» What you should do
Determine how many lines in the data below contain "JSON" and write only that number.

---

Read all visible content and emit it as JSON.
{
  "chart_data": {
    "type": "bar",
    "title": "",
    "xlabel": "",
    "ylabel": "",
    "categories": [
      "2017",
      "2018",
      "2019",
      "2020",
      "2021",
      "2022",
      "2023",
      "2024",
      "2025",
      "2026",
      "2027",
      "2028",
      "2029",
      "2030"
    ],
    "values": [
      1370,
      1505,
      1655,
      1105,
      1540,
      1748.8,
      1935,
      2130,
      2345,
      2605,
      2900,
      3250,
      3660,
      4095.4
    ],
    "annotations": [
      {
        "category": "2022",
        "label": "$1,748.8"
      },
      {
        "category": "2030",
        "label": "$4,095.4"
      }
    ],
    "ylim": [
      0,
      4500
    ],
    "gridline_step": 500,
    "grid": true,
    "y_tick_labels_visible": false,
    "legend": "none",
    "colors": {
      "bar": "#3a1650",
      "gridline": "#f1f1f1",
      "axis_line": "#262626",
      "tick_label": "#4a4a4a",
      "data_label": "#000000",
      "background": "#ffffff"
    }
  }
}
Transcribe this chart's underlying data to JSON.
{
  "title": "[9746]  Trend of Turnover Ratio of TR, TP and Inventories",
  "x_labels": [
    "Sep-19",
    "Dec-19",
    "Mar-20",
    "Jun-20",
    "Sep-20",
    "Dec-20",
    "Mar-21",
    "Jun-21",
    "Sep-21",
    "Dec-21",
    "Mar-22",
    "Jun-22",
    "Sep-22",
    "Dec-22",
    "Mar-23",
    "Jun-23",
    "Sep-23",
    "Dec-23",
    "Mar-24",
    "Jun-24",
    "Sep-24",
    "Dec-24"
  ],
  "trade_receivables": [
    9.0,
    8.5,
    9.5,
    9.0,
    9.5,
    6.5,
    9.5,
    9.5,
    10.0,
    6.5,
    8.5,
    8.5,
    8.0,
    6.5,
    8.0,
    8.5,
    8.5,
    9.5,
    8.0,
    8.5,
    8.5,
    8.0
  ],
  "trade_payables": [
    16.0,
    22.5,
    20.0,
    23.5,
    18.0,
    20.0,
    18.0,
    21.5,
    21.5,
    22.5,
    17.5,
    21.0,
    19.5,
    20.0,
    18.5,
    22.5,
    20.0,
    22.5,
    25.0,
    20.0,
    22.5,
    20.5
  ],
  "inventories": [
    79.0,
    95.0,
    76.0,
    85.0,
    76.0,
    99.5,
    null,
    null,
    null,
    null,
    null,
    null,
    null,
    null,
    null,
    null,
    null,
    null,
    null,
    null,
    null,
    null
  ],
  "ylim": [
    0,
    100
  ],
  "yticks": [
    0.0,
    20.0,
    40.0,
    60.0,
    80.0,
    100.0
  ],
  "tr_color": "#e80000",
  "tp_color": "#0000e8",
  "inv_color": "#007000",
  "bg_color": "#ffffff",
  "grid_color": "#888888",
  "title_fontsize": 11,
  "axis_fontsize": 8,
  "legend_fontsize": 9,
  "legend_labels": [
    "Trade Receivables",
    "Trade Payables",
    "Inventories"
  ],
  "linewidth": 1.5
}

---

» Solution to the problem
2